══ Data in this exercise

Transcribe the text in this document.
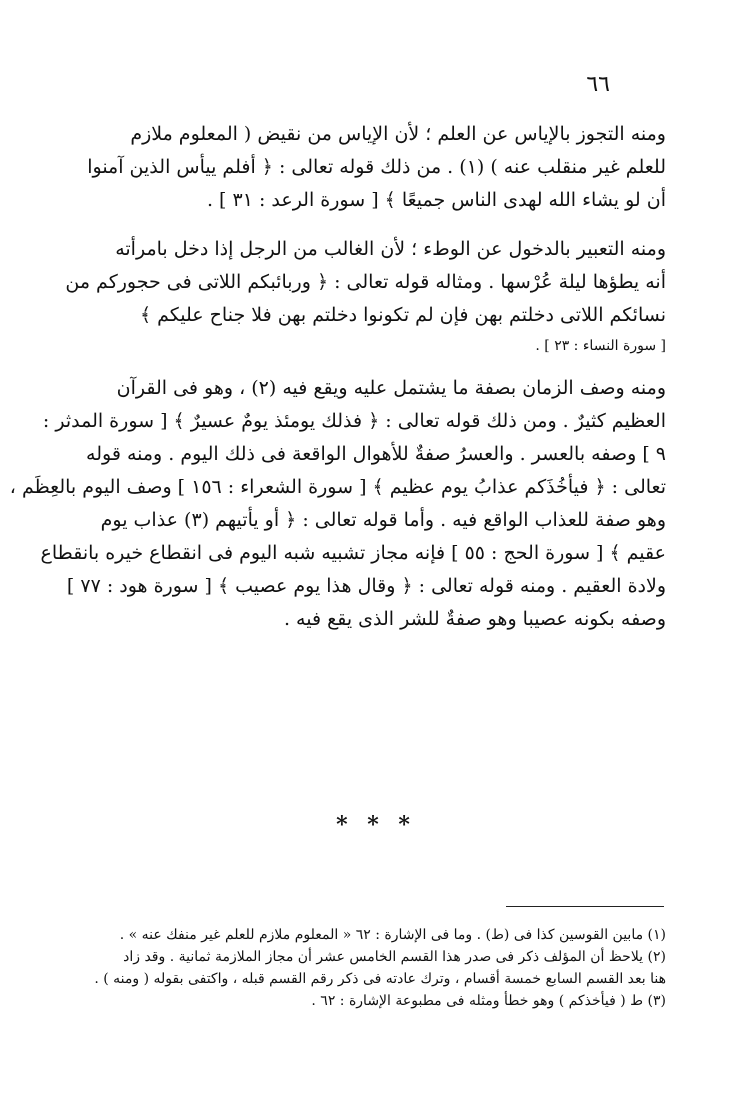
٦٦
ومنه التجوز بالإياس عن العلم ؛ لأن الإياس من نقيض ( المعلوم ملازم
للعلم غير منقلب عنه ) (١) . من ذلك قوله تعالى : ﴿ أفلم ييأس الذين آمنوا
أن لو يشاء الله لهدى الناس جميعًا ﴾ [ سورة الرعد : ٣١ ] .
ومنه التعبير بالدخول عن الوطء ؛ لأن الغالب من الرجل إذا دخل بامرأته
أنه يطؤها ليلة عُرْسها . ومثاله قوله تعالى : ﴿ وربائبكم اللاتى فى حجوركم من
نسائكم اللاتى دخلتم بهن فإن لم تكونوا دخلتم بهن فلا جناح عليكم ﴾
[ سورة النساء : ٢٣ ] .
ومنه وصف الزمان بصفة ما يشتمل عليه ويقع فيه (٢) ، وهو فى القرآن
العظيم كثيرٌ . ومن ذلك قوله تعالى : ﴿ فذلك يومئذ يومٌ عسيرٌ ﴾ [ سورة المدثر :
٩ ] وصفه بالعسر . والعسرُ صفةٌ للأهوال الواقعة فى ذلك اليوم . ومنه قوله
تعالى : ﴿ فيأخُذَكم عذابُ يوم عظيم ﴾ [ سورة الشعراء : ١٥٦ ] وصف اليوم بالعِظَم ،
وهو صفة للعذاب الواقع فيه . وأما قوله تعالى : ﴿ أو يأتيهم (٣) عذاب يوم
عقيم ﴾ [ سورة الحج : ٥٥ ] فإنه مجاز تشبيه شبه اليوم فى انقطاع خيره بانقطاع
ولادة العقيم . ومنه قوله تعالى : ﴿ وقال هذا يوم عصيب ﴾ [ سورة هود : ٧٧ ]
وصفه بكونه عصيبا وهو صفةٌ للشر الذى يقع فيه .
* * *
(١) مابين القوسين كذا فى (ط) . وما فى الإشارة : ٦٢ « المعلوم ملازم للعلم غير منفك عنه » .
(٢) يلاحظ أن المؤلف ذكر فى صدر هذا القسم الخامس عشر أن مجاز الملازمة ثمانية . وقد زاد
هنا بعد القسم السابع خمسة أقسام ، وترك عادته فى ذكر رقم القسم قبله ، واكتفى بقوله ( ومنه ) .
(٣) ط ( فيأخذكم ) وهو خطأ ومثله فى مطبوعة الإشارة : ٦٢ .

════

» Instruction: Go over the entries above and say how many lines hold the string "للعلم", with no other text.

» Completed task: 2